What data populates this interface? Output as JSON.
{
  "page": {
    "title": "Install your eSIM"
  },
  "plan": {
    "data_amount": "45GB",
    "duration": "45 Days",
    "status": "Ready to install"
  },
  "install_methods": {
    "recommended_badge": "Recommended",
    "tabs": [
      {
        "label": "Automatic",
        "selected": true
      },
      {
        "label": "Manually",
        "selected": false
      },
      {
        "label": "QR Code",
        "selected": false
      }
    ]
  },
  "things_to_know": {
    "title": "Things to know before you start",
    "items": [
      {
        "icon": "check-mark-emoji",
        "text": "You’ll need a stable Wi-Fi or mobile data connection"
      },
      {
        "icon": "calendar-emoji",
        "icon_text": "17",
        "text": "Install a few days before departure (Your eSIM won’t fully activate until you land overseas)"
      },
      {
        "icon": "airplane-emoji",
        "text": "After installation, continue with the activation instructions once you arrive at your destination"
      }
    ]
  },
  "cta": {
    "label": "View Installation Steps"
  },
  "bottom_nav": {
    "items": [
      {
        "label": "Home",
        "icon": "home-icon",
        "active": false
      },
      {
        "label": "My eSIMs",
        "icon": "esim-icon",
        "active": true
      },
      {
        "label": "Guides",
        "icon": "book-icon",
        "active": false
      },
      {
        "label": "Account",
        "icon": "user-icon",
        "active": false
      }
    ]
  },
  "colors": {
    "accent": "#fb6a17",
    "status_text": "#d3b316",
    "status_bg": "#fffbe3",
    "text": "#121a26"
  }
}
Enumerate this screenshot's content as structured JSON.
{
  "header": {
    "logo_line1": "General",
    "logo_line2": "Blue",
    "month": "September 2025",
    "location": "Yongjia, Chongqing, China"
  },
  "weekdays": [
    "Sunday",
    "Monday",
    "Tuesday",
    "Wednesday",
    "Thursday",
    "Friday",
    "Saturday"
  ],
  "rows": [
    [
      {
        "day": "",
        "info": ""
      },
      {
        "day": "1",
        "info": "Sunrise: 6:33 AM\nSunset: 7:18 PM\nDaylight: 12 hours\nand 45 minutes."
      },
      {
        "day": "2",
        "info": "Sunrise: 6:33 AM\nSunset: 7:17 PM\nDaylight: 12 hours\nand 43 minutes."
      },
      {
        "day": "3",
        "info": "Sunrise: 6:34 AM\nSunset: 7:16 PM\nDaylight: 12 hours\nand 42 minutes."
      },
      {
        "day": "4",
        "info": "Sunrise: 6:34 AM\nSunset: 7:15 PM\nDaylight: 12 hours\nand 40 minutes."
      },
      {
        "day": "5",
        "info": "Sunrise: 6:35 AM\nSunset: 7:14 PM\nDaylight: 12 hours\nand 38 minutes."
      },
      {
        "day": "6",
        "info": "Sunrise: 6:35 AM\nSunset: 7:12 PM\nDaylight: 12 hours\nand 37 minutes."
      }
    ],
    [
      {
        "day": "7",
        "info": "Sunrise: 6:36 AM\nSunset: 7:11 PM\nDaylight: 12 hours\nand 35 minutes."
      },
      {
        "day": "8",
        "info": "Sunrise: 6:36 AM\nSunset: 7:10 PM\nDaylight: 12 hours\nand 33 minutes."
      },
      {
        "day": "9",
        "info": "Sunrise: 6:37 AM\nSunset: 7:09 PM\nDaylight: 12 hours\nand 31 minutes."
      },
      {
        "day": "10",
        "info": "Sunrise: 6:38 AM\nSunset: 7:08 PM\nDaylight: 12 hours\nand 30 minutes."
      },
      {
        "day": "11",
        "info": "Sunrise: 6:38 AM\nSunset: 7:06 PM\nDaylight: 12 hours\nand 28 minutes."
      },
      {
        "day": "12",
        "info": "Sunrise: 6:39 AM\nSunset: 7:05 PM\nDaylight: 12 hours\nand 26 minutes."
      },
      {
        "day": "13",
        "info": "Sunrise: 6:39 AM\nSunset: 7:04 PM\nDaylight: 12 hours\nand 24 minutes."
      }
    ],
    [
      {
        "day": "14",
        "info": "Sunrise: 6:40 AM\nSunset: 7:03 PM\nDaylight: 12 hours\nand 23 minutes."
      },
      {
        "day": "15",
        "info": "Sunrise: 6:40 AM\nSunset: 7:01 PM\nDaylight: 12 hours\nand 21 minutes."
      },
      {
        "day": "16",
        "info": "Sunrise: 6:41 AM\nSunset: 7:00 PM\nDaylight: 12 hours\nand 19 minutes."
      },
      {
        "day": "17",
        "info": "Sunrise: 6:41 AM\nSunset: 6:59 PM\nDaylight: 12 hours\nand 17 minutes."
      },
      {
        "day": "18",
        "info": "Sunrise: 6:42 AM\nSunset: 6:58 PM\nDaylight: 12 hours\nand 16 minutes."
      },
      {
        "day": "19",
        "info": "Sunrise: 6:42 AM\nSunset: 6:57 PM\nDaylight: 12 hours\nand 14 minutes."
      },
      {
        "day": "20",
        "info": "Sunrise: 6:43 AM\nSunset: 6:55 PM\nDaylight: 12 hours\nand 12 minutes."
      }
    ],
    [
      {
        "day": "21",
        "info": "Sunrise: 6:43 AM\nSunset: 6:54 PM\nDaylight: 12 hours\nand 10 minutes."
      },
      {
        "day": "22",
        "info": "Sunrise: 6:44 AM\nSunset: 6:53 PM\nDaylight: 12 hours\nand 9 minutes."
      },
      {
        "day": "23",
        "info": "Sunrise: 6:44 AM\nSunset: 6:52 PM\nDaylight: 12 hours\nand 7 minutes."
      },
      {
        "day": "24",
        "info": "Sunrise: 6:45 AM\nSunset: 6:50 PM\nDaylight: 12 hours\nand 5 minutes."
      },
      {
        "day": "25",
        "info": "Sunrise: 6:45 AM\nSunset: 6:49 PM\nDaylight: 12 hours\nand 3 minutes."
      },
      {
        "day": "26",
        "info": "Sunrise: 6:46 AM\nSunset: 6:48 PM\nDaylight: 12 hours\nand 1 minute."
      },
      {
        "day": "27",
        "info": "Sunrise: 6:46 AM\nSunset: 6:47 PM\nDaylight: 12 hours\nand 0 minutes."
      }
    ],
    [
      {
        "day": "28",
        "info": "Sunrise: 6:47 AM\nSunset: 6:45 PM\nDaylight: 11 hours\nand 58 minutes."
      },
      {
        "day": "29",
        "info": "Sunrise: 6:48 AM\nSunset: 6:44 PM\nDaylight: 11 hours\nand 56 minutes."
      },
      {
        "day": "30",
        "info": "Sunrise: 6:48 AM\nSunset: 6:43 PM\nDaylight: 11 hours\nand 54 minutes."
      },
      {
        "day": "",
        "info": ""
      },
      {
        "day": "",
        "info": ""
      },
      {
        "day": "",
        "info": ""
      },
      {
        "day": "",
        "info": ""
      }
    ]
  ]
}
__________
Look for lines containing the string "emoji" and copy them all.

        "icon": "check-mark-emoji",
        "icon": "calendar-emoji",
        "icon": "airplane-emoji",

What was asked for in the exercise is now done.